STATED TASK: Write the records below out again exactly as given, with no images.
═════ RECORDS SHOWN
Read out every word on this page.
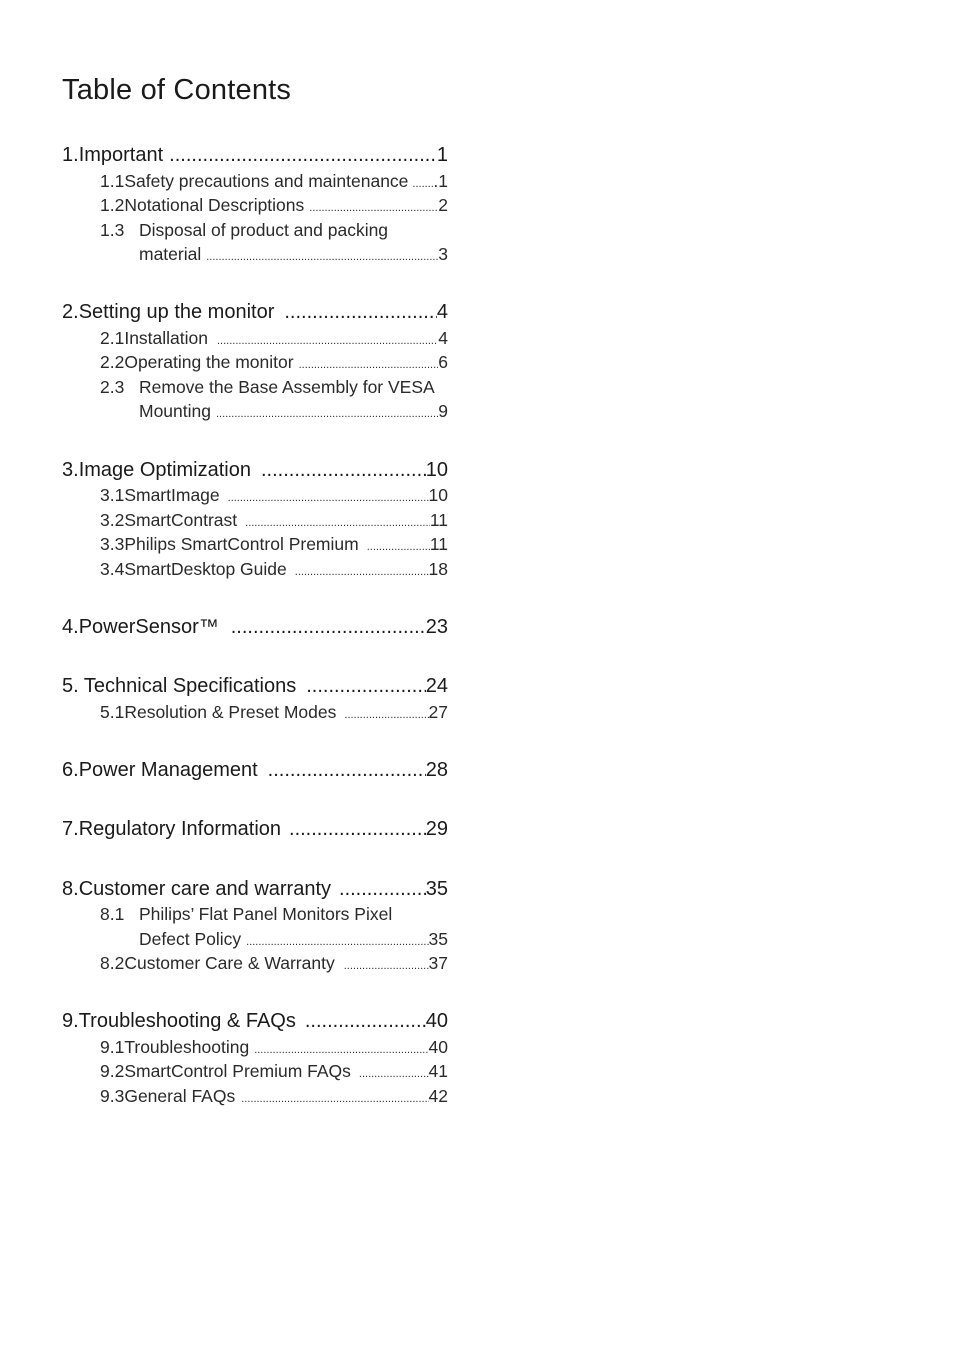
Table of Contents
1. Important .....	1
1.1 Safety precautions and maintenance ..... .1
1.2 Notational Descriptions .....	2
1.3 Disposal of product and packing
material .....	3
2. Setting up the monitor .....	4
2.1 Installation .....	4
2.2 Operating the monitor .....	6
2.3 Remove the Base Assembly for VESA
Mounting .....	9
3. Image Optimization .....	10
3.1 SmartImage .....	10
3.2 SmartContrast .....	11
3.3 Philips SmartControl Premium .....	11
3.4 SmartDesktop Guide .....	18
4. PowerSensor™ .....	23
5. Technical Specifications .....	24
5.1 Resolution & Preset Modes .....	27
6. Power Management .....	28
7. Regulatory Information .....	29
8. Customer care and warranty .....	35
8.1 Philips’ Flat Panel Monitors Pixel
Defect Policy .....	35
8.2 Customer Care & Warranty .....	37
9. Troubleshooting & FAQs .....	40
9.1 Troubleshooting .....	40
9.2 SmartControl Premium FAQs .....	41
9.3 General FAQs .....	42
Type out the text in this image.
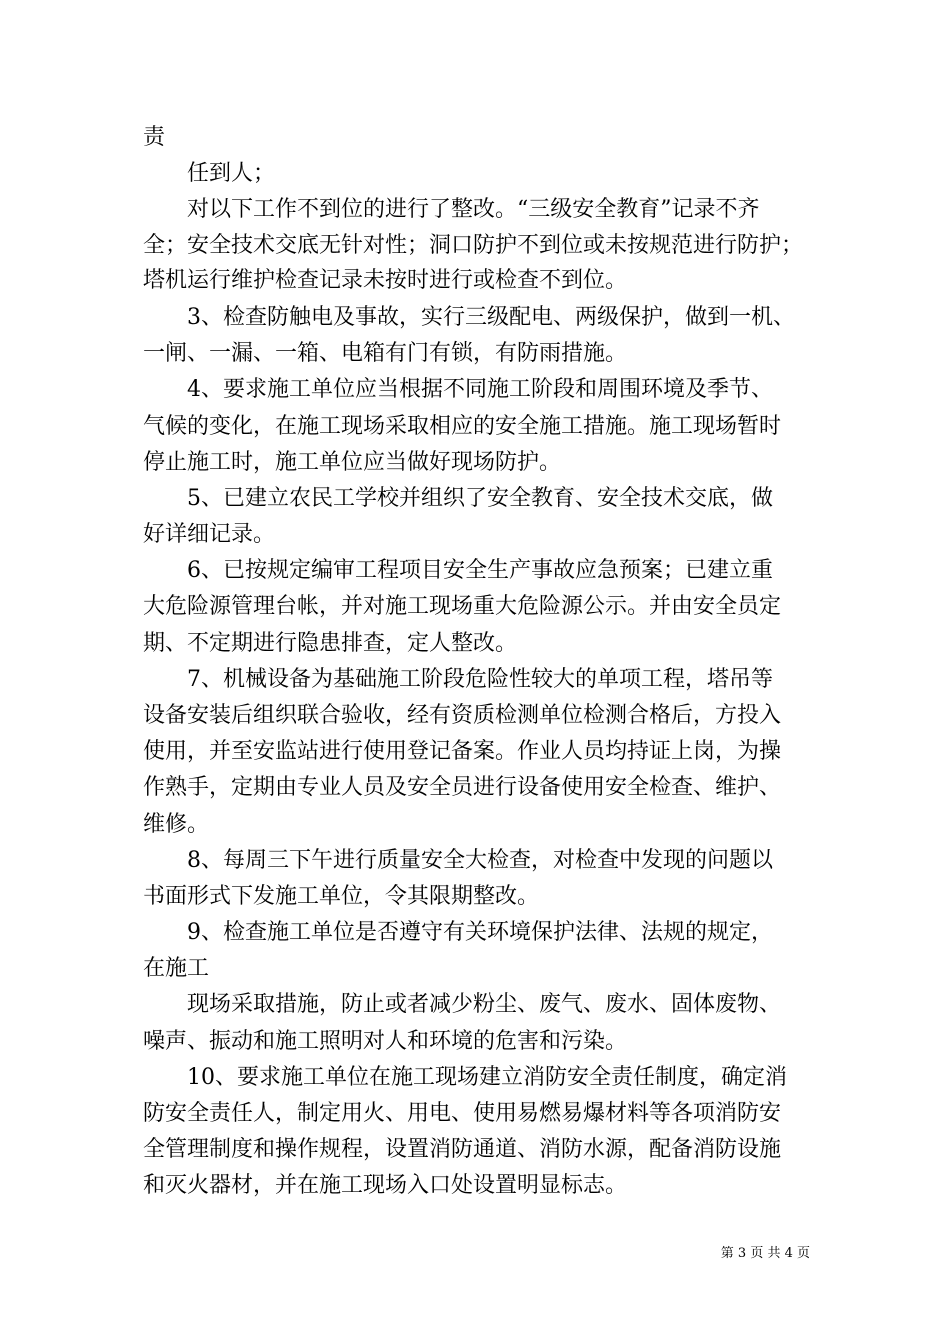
责
任到人；
对以下工作不到位的进行了整改。“三级安全教育”记录不齐
全；安全技术交底无针对性；洞口防护不到位或未按规范进行防护；
塔机运行维护检查记录未按时进行或检查不到位。
3、检查防触电及事故，实行三级配电、两级保护，做到一机、
一闸、一漏、一箱、电箱有门有锁，有防雨措施。
4、要求施工单位应当根据不同施工阶段和周围环境及季节、
气候的变化，在施工现场采取相应的安全施工措施。施工现场暂时
停止施工时，施工单位应当做好现场防护。
5、已建立农民工学校并组织了安全教育、安全技术交底，做
好详细记录。
6、已按规定编审工程项目安全生产事故应急预案；已建立重
大危险源管理台帐，并对施工现场重大危险源公示。并由安全员定
期、不定期进行隐患排查，定人整改。
7、机械设备为基础施工阶段危险性较大的单项工程，塔吊等
设备安装后组织联合验收，经有资质检测单位检测合格后，方投入
使用，并至安监站进行使用登记备案。作业人员均持证上岗，为操
作熟手，定期由专业人员及安全员进行设备使用安全检查、维护、
维修。
8、每周三下午进行质量安全大检查，对检查中发现的问题以
书面形式下发施工单位，令其限期整改。
9、检查施工单位是否遵守有关环境保护法律、法规的规定，
在施工
现场采取措施，防止或者减少粉尘、废气、废水、固体废物、
噪声、振动和施工照明对人和环境的危害和污染。
10、要求施工单位在施工现场建立消防安全责任制度，确定消
防安全责任人，制定用火、用电、使用易燃易爆材料等各项消防安
全管理制度和操作规程，设置消防通道、消防水源，配备消防设施
和灭火器材，并在施工现场入口处设置明显标志。
第 3 页 共 4 页
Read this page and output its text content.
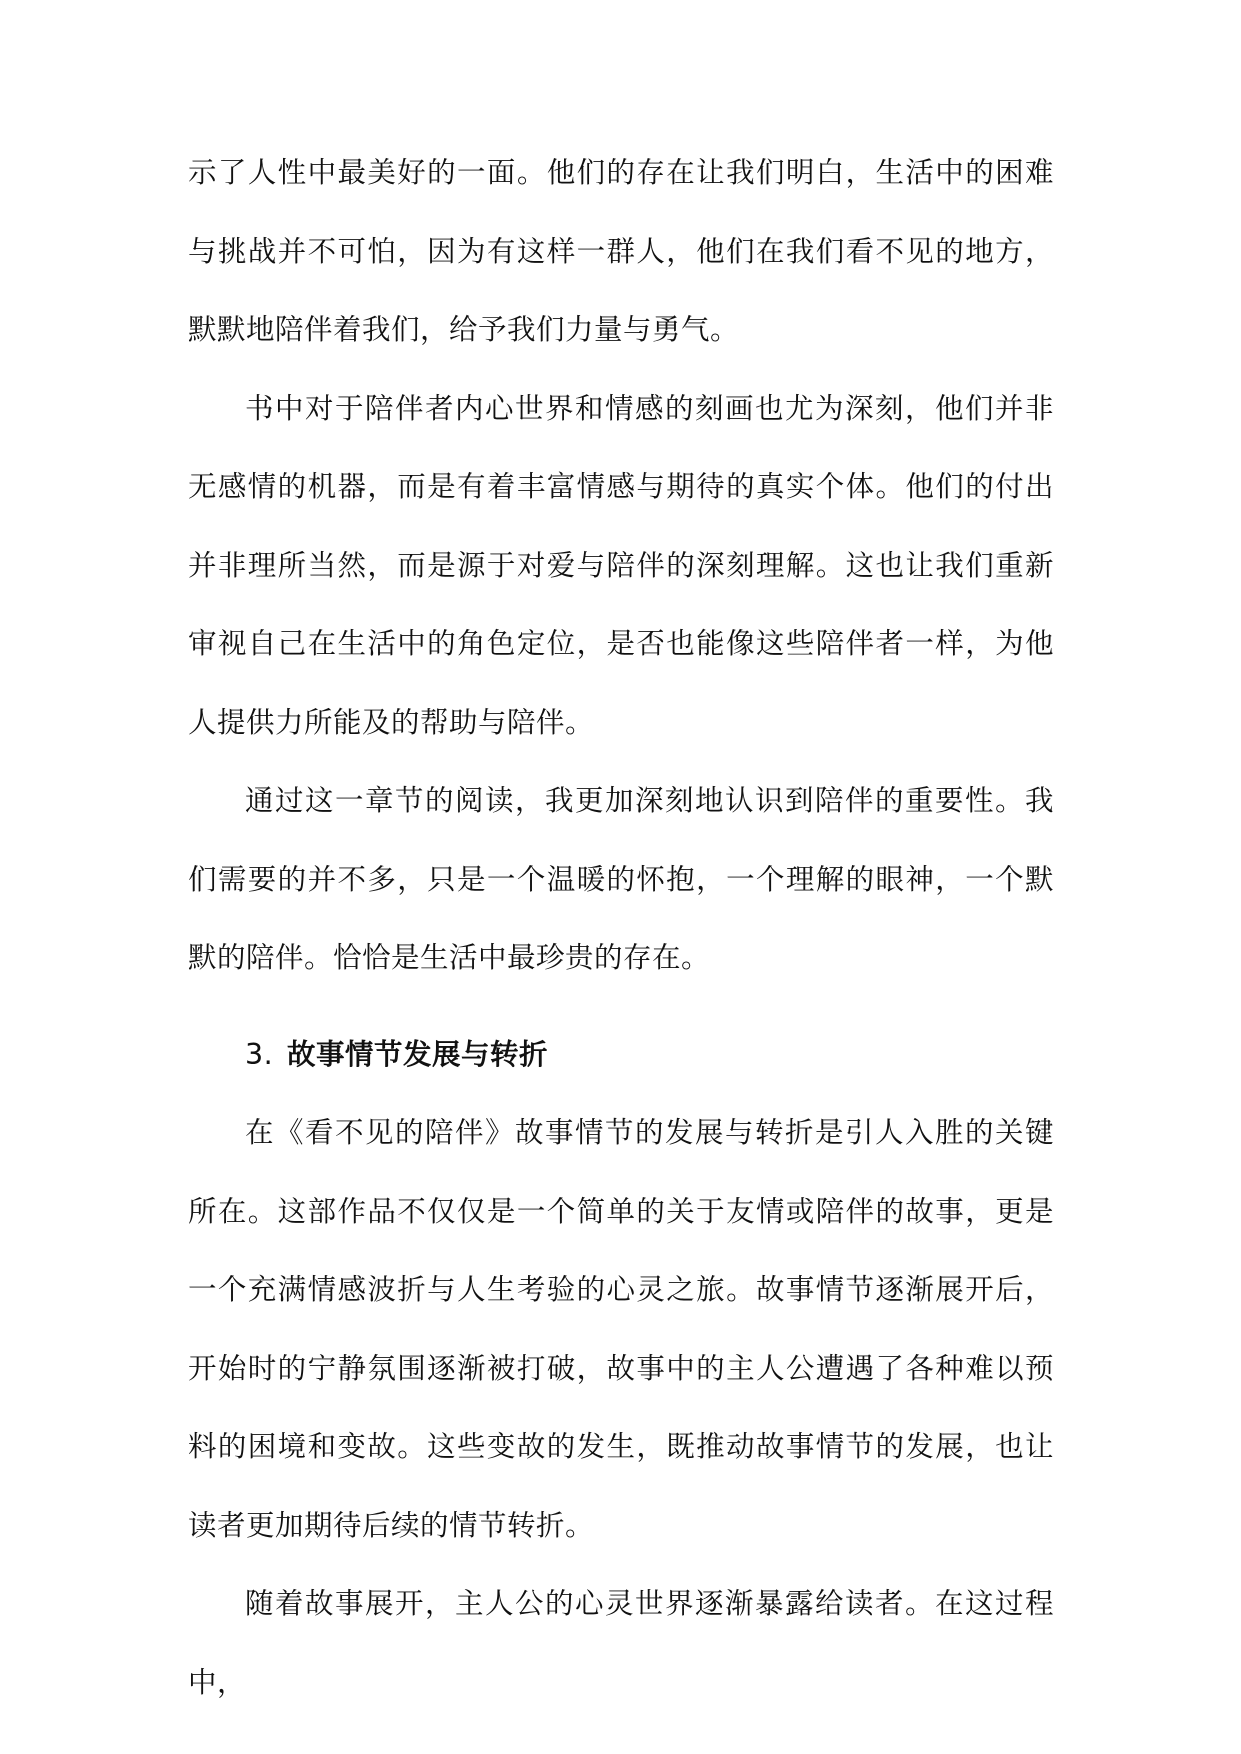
示了人性中最美好的一面。他们的存在让我们明白，生活中的困难与挑战并不可怕，因为有这样一群人，他们在我们看不见的地方，默默地陪伴着我们，给予我们力量与勇气。

书中对于陪伴者内心世界和情感的刻画也尤为深刻，他们并非无感情的机器，而是有着丰富情感与期待的真实个体。他们的付出并非理所当然，而是源于对爱与陪伴的深刻理解。这也让我们重新审视自己在生活中的角色定位，是否也能像这些陪伴者一样，为他人提供力所能及的帮助与陪伴。

通过这一章节的阅读，我更加深刻地认识到陪伴的重要性。我们需要的并不多，只是一个温暖的怀抱，一个理解的眼神，一个默默的陪伴。恰恰是生活中最珍贵的存在。

3. 故事情节发展与转折

在《看不见的陪伴》故事情节的发展与转折是引人入胜的关键所在。这部作品不仅仅是一个简单的关于友情或陪伴的故事，更是一个充满情感波折与人生考验的心灵之旅。故事情节逐渐展开后，开始时的宁静氛围逐渐被打破，故事中的主人公遭遇了各种难以预料的困境和变故。这些变故的发生，既推动故事情节的发展，也让读者更加期待后续的情节转折。

随着故事展开，主人公的心灵世界逐渐暴露给读者。在这过程中，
══════════
RESULT OF THE EXERCISE:
Read out every word on this page.
Table of Contents
1. Important .....	1
1.1 Safety precautions and maintenance ..... .1
1.2 Notational Descriptions .....	2
1.3 Disposal of product and packing
material .....	3
2. Setting up the monitor .....	4
2.1 Installation .....	4
2.2 Operating the monitor .....	6
2.3 Remove the Base Assembly for VESA
Mounting .....	9
3. Image Optimization .....	10
3.1 SmartImage .....	10
3.2 SmartContrast .....	11
3.3 Philips SmartControl Premium .....	11
3.4 SmartDesktop Guide .....	18
4. PowerSensor™ .....	23
5. Technical Specifications .....	24
5.1 Resolution & Preset Modes .....	27
6. Power Management .....	28
7. Regulatory Information .....	29
8. Customer care and warranty .....	35
8.1 Philips’ Flat Panel Monitors Pixel
Defect Policy .....	35
8.2 Customer Care & Warranty .....	37
9. Troubleshooting & FAQs .....	40
9.1 Troubleshooting .....	40
9.2 SmartControl Premium FAQs .....	41
9.3 General FAQs .....	42
Type out the text in this image.
责
任到人；
对以下工作不到位的进行了整改。“三级安全教育”记录不齐
全；安全技术交底无针对性；洞口防护不到位或未按规范进行防护；
塔机运行维护检查记录未按时进行或检查不到位。
3、检查防触电及事故，实行三级配电、两级保护，做到一机、
一闸、一漏、一箱、电箱有门有锁，有防雨措施。
4、要求施工单位应当根据不同施工阶段和周围环境及季节、
气候的变化，在施工现场采取相应的安全施工措施。施工现场暂时
停止施工时，施工单位应当做好现场防护。
5、已建立农民工学校并组织了安全教育、安全技术交底，做
好详细记录。
6、已按规定编审工程项目安全生产事故应急预案；已建立重
大危险源管理台帐，并对施工现场重大危险源公示。并由安全员定
期、不定期进行隐患排查，定人整改。
7、机械设备为基础施工阶段危险性较大的单项工程，塔吊等
设备安装后组织联合验收，经有资质检测单位检测合格后，方投入
使用，并至安监站进行使用登记备案。作业人员均持证上岗，为操
作熟手，定期由专业人员及安全员进行设备使用安全检查、维护、
维修。
8、每周三下午进行质量安全大检查，对检查中发现的问题以
书面形式下发施工单位，令其限期整改。
9、检查施工单位是否遵守有关环境保护法律、法规的规定，
在施工
现场采取措施，防止或者减少粉尘、废气、废水、固体废物、
噪声、振动和施工照明对人和环境的危害和污染。
10、要求施工单位在施工现场建立消防安全责任制度，确定消
防安全责任人，制定用火、用电、使用易燃易爆材料等各项消防安
全管理制度和操作规程，设置消防通道、消防水源，配备消防设施
和灭火器材，并在施工现场入口处设置明显标志。
第 3 页 共 4 页
Read this page and output its text content.
示了人性中最美好的一面。他们的存在让我们明白，生活中的困难与挑战并不可怕，因为有这样一群人，他们在我们看不见的地方，默默地陪伴着我们，给予我们力量与勇气。

书中对于陪伴者内心世界和情感的刻画也尤为深刻，他们并非无感情的机器，而是有着丰富情感与期待的真实个体。他们的付出并非理所当然，而是源于对爱与陪伴的深刻理解。这也让我们重新审视自己在生活中的角色定位，是否也能像这些陪伴者一样，为他人提供力所能及的帮助与陪伴。

通过这一章节的阅读，我更加深刻地认识到陪伴的重要性。我们需要的并不多，只是一个温暖的怀抱，一个理解的眼神，一个默默的陪伴。恰恰是生活中最珍贵的存在。

3. 故事情节发展与转折

在《看不见的陪伴》故事情节的发展与转折是引人入胜的关键所在。这部作品不仅仅是一个简单的关于友情或陪伴的故事，更是一个充满情感波折与人生考验的心灵之旅。故事情节逐渐展开后，开始时的宁静氛围逐渐被打破，故事中的主人公遭遇了各种难以预料的困境和变故。这些变故的发生，既推动故事情节的发展，也让读者更加期待后续的情节转折。

随着故事展开，主人公的心灵世界逐渐暴露给读者。在这过程中，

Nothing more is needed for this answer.